WHAT YOU ARE ASKED TO DO: Reproduce every line of the items below word for word, omitting the pictures.

TASK DATA:
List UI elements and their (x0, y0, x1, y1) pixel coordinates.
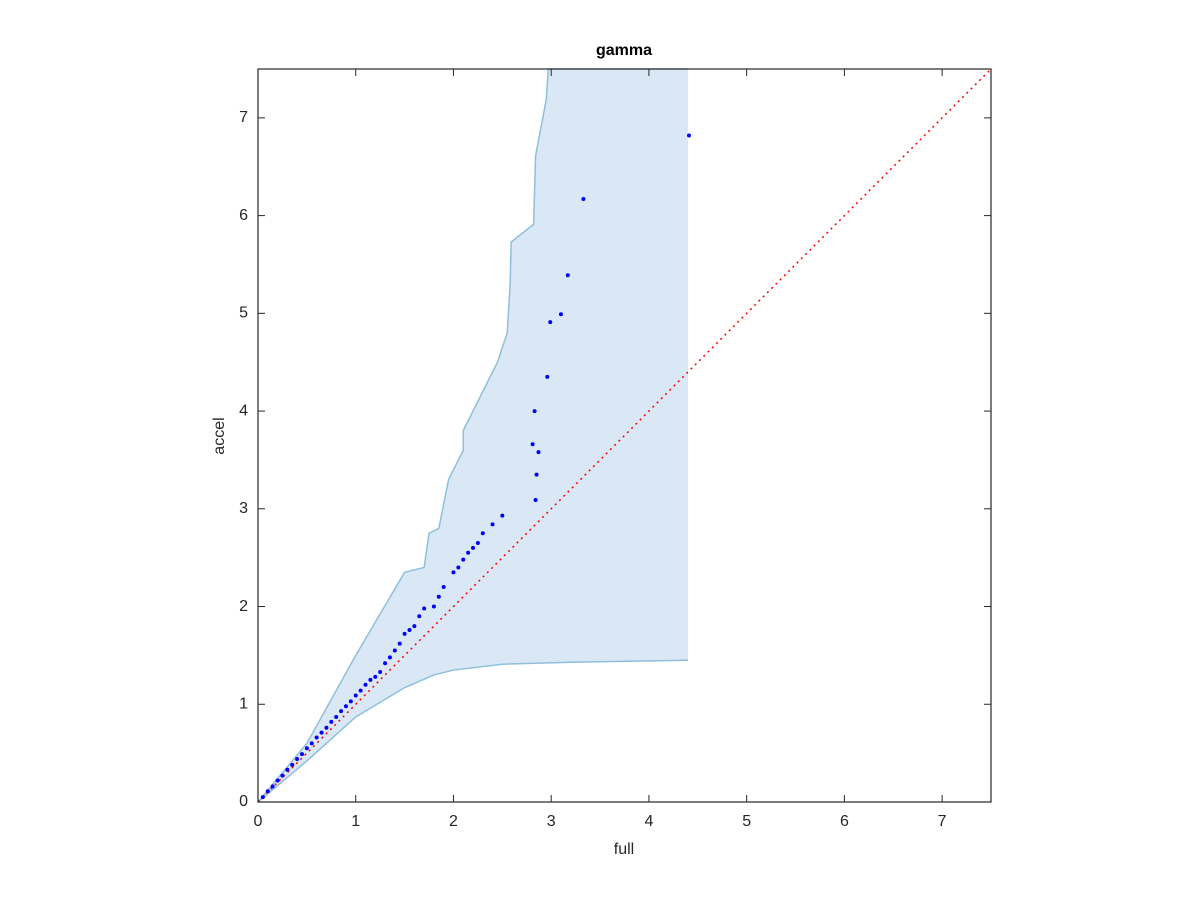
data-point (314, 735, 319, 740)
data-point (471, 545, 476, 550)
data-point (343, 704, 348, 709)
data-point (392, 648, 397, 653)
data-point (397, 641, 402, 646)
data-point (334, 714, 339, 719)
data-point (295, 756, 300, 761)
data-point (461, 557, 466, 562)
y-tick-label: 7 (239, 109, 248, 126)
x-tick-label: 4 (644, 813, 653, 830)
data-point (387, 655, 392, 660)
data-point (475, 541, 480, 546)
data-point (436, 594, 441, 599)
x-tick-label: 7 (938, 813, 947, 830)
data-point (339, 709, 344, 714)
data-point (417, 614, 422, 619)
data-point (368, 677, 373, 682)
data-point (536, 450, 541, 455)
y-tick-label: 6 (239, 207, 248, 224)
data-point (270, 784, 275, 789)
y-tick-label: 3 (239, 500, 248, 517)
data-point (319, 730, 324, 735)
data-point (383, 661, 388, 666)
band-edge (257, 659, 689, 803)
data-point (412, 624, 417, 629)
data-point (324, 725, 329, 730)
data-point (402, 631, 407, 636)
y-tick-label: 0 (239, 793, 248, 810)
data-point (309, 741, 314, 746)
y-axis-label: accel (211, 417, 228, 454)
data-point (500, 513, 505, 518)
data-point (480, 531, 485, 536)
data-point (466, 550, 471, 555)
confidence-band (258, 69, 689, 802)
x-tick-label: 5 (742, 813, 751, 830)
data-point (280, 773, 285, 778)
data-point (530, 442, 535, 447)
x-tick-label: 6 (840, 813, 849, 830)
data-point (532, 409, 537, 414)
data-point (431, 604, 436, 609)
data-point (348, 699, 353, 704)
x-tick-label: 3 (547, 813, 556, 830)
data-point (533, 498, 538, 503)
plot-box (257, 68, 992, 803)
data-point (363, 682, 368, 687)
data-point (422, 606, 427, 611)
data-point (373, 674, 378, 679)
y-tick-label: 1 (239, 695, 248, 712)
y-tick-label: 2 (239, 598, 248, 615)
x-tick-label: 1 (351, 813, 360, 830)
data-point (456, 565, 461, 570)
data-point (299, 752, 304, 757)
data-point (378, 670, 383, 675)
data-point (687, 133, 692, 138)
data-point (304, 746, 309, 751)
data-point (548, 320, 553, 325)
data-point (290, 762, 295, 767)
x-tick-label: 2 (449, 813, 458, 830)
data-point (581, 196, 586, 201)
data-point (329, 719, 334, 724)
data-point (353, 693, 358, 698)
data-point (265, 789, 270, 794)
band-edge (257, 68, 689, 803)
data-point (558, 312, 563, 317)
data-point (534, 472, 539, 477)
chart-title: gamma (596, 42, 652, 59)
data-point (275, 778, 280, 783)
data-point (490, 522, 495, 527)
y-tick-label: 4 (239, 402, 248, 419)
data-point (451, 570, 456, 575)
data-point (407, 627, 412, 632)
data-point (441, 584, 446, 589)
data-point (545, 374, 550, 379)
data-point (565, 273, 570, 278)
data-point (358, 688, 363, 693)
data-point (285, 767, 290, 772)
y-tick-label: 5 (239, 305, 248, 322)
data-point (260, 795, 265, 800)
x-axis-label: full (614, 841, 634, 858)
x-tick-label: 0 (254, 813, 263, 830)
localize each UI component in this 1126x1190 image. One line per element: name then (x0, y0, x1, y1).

EXERCISE RESPONSE:
List UI elements and their (x0, y0, x1, y1) pixel coordinates.
data-point (314, 735, 319, 740)
data-point (471, 545, 476, 550)
data-point (343, 704, 348, 709)
data-point (392, 648, 397, 653)
data-point (397, 641, 402, 646)
data-point (334, 714, 339, 719)
data-point (295, 756, 300, 761)
data-point (461, 557, 466, 562)
y-tick-label: 7 (239, 109, 248, 126)
x-tick-label: 4 (644, 813, 653, 830)
data-point (387, 655, 392, 660)
data-point (475, 541, 480, 546)
data-point (436, 594, 441, 599)
x-tick-label: 7 (938, 813, 947, 830)
data-point (339, 709, 344, 714)
data-point (417, 614, 422, 619)
data-point (368, 677, 373, 682)
data-point (536, 450, 541, 455)
y-tick-label: 6 (239, 207, 248, 224)
data-point (270, 784, 275, 789)
y-tick-label: 3 (239, 500, 248, 517)
data-point (319, 730, 324, 735)
data-point (383, 661, 388, 666)
band-edge (257, 659, 689, 803)
data-point (412, 624, 417, 629)
data-point (324, 725, 329, 730)
data-point (402, 631, 407, 636)
y-tick-label: 0 (239, 793, 248, 810)
data-point (309, 741, 314, 746)
y-axis-label: accel (211, 417, 228, 454)
data-point (500, 513, 505, 518)
data-point (480, 531, 485, 536)
data-point (466, 550, 471, 555)
confidence-band (258, 69, 689, 802)
x-tick-label: 5 (742, 813, 751, 830)
data-point (280, 773, 285, 778)
data-point (530, 442, 535, 447)
x-tick-label: 6 (840, 813, 849, 830)
data-point (532, 409, 537, 414)
data-point (431, 604, 436, 609)
data-point (348, 699, 353, 704)
x-tick-label: 3 (547, 813, 556, 830)
data-point (533, 498, 538, 503)
plot-box (257, 68, 992, 803)
data-point (363, 682, 368, 687)
data-point (422, 606, 427, 611)
data-point (373, 674, 378, 679)
y-tick-label: 1 (239, 695, 248, 712)
y-tick-label: 2 (239, 598, 248, 615)
x-tick-label: 1 (351, 813, 360, 830)
data-point (456, 565, 461, 570)
data-point (299, 752, 304, 757)
data-point (378, 670, 383, 675)
data-point (687, 133, 692, 138)
data-point (304, 746, 309, 751)
data-point (548, 320, 553, 325)
data-point (290, 762, 295, 767)
x-tick-label: 2 (449, 813, 458, 830)
data-point (581, 196, 586, 201)
data-point (329, 719, 334, 724)
data-point (353, 693, 358, 698)
data-point (265, 789, 270, 794)
band-edge (257, 68, 689, 803)
data-point (558, 312, 563, 317)
data-point (534, 472, 539, 477)
chart-title: gamma (596, 42, 652, 59)
data-point (275, 778, 280, 783)
data-point (490, 522, 495, 527)
y-tick-label: 4 (239, 402, 248, 419)
data-point (451, 570, 456, 575)
data-point (407, 627, 412, 632)
data-point (441, 584, 446, 589)
data-point (545, 374, 550, 379)
data-point (565, 273, 570, 278)
data-point (358, 688, 363, 693)
data-point (285, 767, 290, 772)
y-tick-label: 5 (239, 305, 248, 322)
data-point (260, 795, 265, 800)
x-axis-label: full (614, 841, 634, 858)
x-tick-label: 0 (254, 813, 263, 830)
localize each UI component in this 1126x1190 image. One line per element: name then (x0, y0, x1, y1).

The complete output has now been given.